> _GOAL_
Set down the material below word for word, excluding the pictures.

_ _ _ _ _

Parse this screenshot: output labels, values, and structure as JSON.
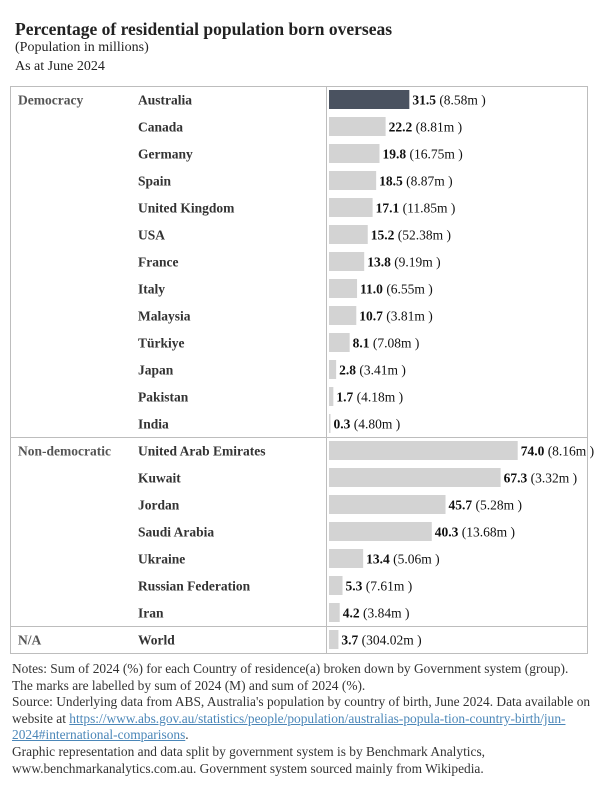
{
  "header": {
    "title": "Percentage of residential population born overseas",
    "subtitle": "(Population in millions)",
    "as_at": "As at June 2024"
  },
  "chart_data": {
    "type": "bar",
    "orientation": "horizontal",
    "xlim": [
      0,
      100
    ],
    "grid": false,
    "highlight_color": "#4a5260",
    "bar_color": "#d3d3d3",
    "groups": [
      {
        "name": "Democracy",
        "rows": [
          {
            "country": "Australia",
            "value": 31.5,
            "value_label": "31.5",
            "pop_label": "(8.58m )",
            "highlight": true
          },
          {
            "country": "Canada",
            "value": 22.2,
            "value_label": "22.2",
            "pop_label": "(8.81m )"
          },
          {
            "country": "Germany",
            "value": 19.8,
            "value_label": "19.8",
            "pop_label": "(16.75m )"
          },
          {
            "country": "Spain",
            "value": 18.5,
            "value_label": "18.5",
            "pop_label": "(8.87m )"
          },
          {
            "country": "United Kingdom",
            "value": 17.1,
            "value_label": "17.1",
            "pop_label": "(11.85m )"
          },
          {
            "country": "USA",
            "value": 15.2,
            "value_label": "15.2",
            "pop_label": "(52.38m )"
          },
          {
            "country": "France",
            "value": 13.8,
            "value_label": "13.8",
            "pop_label": "(9.19m )"
          },
          {
            "country": "Italy",
            "value": 11.0,
            "value_label": "11.0",
            "pop_label": "(6.55m )"
          },
          {
            "country": "Malaysia",
            "value": 10.7,
            "value_label": "10.7",
            "pop_label": "(3.81m )"
          },
          {
            "country": "Türkiye",
            "value": 8.1,
            "value_label": "8.1",
            "pop_label": "(7.08m )"
          },
          {
            "country": "Japan",
            "value": 2.8,
            "value_label": "2.8",
            "pop_label": "(3.41m )"
          },
          {
            "country": "Pakistan",
            "value": 1.7,
            "value_label": "1.7",
            "pop_label": "(4.18m )"
          },
          {
            "country": "India",
            "value": 0.3,
            "value_label": "0.3",
            "pop_label": "(4.80m )"
          }
        ]
      },
      {
        "name": "Non-democratic",
        "rows": [
          {
            "country": "United Arab Emirates",
            "value": 74.0,
            "value_label": "74.0",
            "pop_label": "(8.16m )"
          },
          {
            "country": "Kuwait",
            "value": 67.3,
            "value_label": "67.3",
            "pop_label": "(3.32m )"
          },
          {
            "country": "Jordan",
            "value": 45.7,
            "value_label": "45.7",
            "pop_label": "(5.28m )"
          },
          {
            "country": "Saudi Arabia",
            "value": 40.3,
            "value_label": "40.3",
            "pop_label": "(13.68m )"
          },
          {
            "country": "Ukraine",
            "value": 13.4,
            "value_label": "13.4",
            "pop_label": "(5.06m )"
          },
          {
            "country": "Russian Federation",
            "value": 5.3,
            "value_label": "5.3",
            "pop_label": "(7.61m )"
          },
          {
            "country": "Iran",
            "value": 4.2,
            "value_label": "4.2",
            "pop_label": "(3.84m )"
          }
        ]
      },
      {
        "name": "N/A",
        "rows": [
          {
            "country": "World",
            "value": 3.7,
            "value_label": "3.7",
            "pop_label": "(304.02m )"
          }
        ]
      }
    ]
  },
  "notes": {
    "line1": "Notes: Sum of 2024 (%) for each Country of residence(a) broken down by Government system (group).  The marks are labelled by sum of 2024 (M) and sum of 2024 (%).",
    "line2_prefix": "Source: Underlying data from ABS, Australia's population by country of birth, June 2024. Data available on website at ",
    "link": "https://www.abs.gov.au/statistics/people/population/australias-population-country-birth/jun-2024#international-comparisons",
    "link_display": "https://www.abs.gov.au/statistics/people/population/australias-popula-tion-country-birth/jun-2024#international-comparisons",
    "line2_suffix": ".",
    "line3": "Graphic representation and data split by government system is by Benchmark Analytics, www.benchmarkanalytics.com.au. Government system sourced mainly from Wikipedia."
  }
}
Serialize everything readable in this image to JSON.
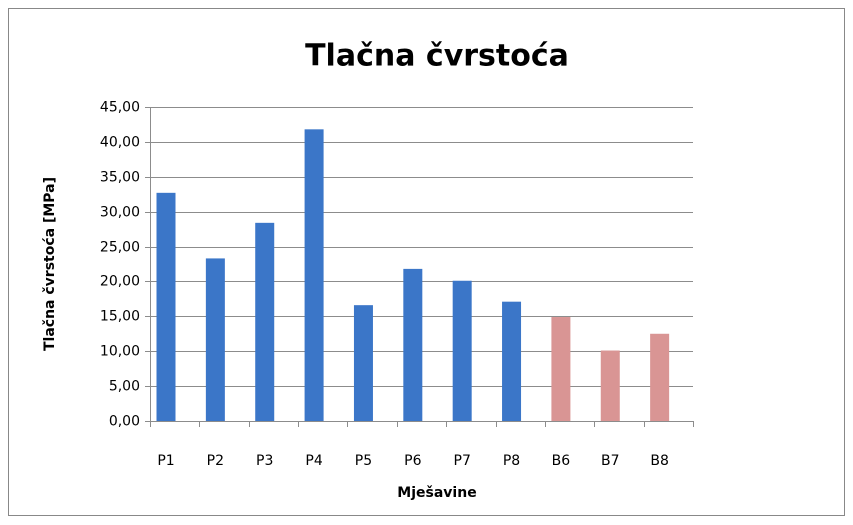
{
  "chart_data": {
    "type": "bar",
    "title": "Tlačna čvrstoća",
    "x_label": "Mješavine",
    "y_label": "Tlačna čvrstoća  [MPa]",
    "categories": [
      "P1",
      "P2",
      "P3",
      "P4",
      "P5",
      "P6",
      "P7",
      "P8",
      "B6",
      "B7",
      "B8"
    ],
    "values": [
      32.7,
      23.3,
      28.4,
      41.8,
      16.6,
      21.8,
      20.1,
      17.1,
      14.9,
      10.1,
      12.5
    ],
    "colors": [
      "#3b76c8",
      "#3b76c8",
      "#3b76c8",
      "#3b76c8",
      "#3b76c8",
      "#3b76c8",
      "#3b76c8",
      "#3b76c8",
      "#d99594",
      "#d99594",
      "#d99594"
    ],
    "ylim": [
      0,
      45
    ],
    "yticks": [
      {
        "value": 0,
        "label": "0,00"
      },
      {
        "value": 5,
        "label": "5,00"
      },
      {
        "value": 10,
        "label": "10,00"
      },
      {
        "value": 15,
        "label": "15,00"
      },
      {
        "value": 20,
        "label": "20,00"
      },
      {
        "value": 25,
        "label": "25,00"
      },
      {
        "value": 30,
        "label": "30,00"
      },
      {
        "value": 35,
        "label": "35,00"
      },
      {
        "value": 40,
        "label": "40,00"
      },
      {
        "value": 45,
        "label": "45,00"
      }
    ],
    "grid": true
  }
}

_ _ _ _ _

> _TASK ANSWER_
Parse this screenshot: output labels, values, and structure as JSON.
{
  "header": {
    "title": "Percentage of residential population born overseas",
    "subtitle": "(Population in millions)",
    "as_at": "As at June 2024"
  },
  "chart_data": {
    "type": "bar",
    "orientation": "horizontal",
    "xlim": [
      0,
      100
    ],
    "grid": false,
    "highlight_color": "#4a5260",
    "bar_color": "#d3d3d3",
    "groups": [
      {
        "name": "Democracy",
        "rows": [
          {
            "country": "Australia",
            "value": 31.5,
            "value_label": "31.5",
            "pop_label": "(8.58m )",
            "highlight": true
          },
          {
            "country": "Canada",
            "value": 22.2,
            "value_label": "22.2",
            "pop_label": "(8.81m )"
          },
          {
            "country": "Germany",
            "value": 19.8,
            "value_label": "19.8",
            "pop_label": "(16.75m )"
          },
          {
            "country": "Spain",
            "value": 18.5,
            "value_label": "18.5",
            "pop_label": "(8.87m )"
          },
          {
            "country": "United Kingdom",
            "value": 17.1,
            "value_label": "17.1",
            "pop_label": "(11.85m )"
          },
          {
            "country": "USA",
            "value": 15.2,
            "value_label": "15.2",
            "pop_label": "(52.38m )"
          },
          {
            "country": "France",
            "value": 13.8,
            "value_label": "13.8",
            "pop_label": "(9.19m )"
          },
          {
            "country": "Italy",
            "value": 11.0,
            "value_label": "11.0",
            "pop_label": "(6.55m )"
          },
          {
            "country": "Malaysia",
            "value": 10.7,
            "value_label": "10.7",
            "pop_label": "(3.81m )"
          },
          {
            "country": "Türkiye",
            "value": 8.1,
            "value_label": "8.1",
            "pop_label": "(7.08m )"
          },
          {
            "country": "Japan",
            "value": 2.8,
            "value_label": "2.8",
            "pop_label": "(3.41m )"
          },
          {
            "country": "Pakistan",
            "value": 1.7,
            "value_label": "1.7",
            "pop_label": "(4.18m )"
          },
          {
            "country": "India",
            "value": 0.3,
            "value_label": "0.3",
            "pop_label": "(4.80m )"
          }
        ]
      },
      {
        "name": "Non-democratic",
        "rows": [
          {
            "country": "United Arab Emirates",
            "value": 74.0,
            "value_label": "74.0",
            "pop_label": "(8.16m )"
          },
          {
            "country": "Kuwait",
            "value": 67.3,
            "value_label": "67.3",
            "pop_label": "(3.32m )"
          },
          {
            "country": "Jordan",
            "value": 45.7,
            "value_label": "45.7",
            "pop_label": "(5.28m )"
          },
          {
            "country": "Saudi Arabia",
            "value": 40.3,
            "value_label": "40.3",
            "pop_label": "(13.68m )"
          },
          {
            "country": "Ukraine",
            "value": 13.4,
            "value_label": "13.4",
            "pop_label": "(5.06m )"
          },
          {
            "country": "Russian Federation",
            "value": 5.3,
            "value_label": "5.3",
            "pop_label": "(7.61m )"
          },
          {
            "country": "Iran",
            "value": 4.2,
            "value_label": "4.2",
            "pop_label": "(3.84m )"
          }
        ]
      },
      {
        "name": "N/A",
        "rows": [
          {
            "country": "World",
            "value": 3.7,
            "value_label": "3.7",
            "pop_label": "(304.02m )"
          }
        ]
      }
    ]
  },
  "notes": {
    "line1": "Notes: Sum of 2024 (%) for each Country of residence(a) broken down by Government system (group).  The marks are labelled by sum of 2024 (M) and sum of 2024 (%).",
    "line2_prefix": "Source: Underlying data from ABS, Australia's population by country of birth, June 2024. Data available on website at ",
    "link": "https://www.abs.gov.au/statistics/people/population/australias-population-country-birth/jun-2024#international-comparisons",
    "link_display": "https://www.abs.gov.au/statistics/people/population/australias-popula-tion-country-birth/jun-2024#international-comparisons",
    "line2_suffix": ".",
    "line3": "Graphic representation and data split by government system is by Benchmark Analytics, www.benchmarkanalytics.com.au. Government system sourced mainly from Wikipedia."
  }
}
Serialize everything readable in this image to JSON.
{
  "chart_data": {
    "type": "bar",
    "title": "Tlačna čvrstoća",
    "x_label": "Mješavine",
    "y_label": "Tlačna čvrstoća  [MPa]",
    "categories": [
      "P1",
      "P2",
      "P3",
      "P4",
      "P5",
      "P6",
      "P7",
      "P8",
      "B6",
      "B7",
      "B8"
    ],
    "values": [
      32.7,
      23.3,
      28.4,
      41.8,
      16.6,
      21.8,
      20.1,
      17.1,
      14.9,
      10.1,
      12.5
    ],
    "colors": [
      "#3b76c8",
      "#3b76c8",
      "#3b76c8",
      "#3b76c8",
      "#3b76c8",
      "#3b76c8",
      "#3b76c8",
      "#3b76c8",
      "#d99594",
      "#d99594",
      "#d99594"
    ],
    "ylim": [
      0,
      45
    ],
    "yticks": [
      {
        "value": 0,
        "label": "0,00"
      },
      {
        "value": 5,
        "label": "5,00"
      },
      {
        "value": 10,
        "label": "10,00"
      },
      {
        "value": 15,
        "label": "15,00"
      },
      {
        "value": 20,
        "label": "20,00"
      },
      {
        "value": 25,
        "label": "25,00"
      },
      {
        "value": 30,
        "label": "30,00"
      },
      {
        "value": 35,
        "label": "35,00"
      },
      {
        "value": 40,
        "label": "40,00"
      },
      {
        "value": 45,
        "label": "45,00"
      }
    ],
    "grid": true
  }
}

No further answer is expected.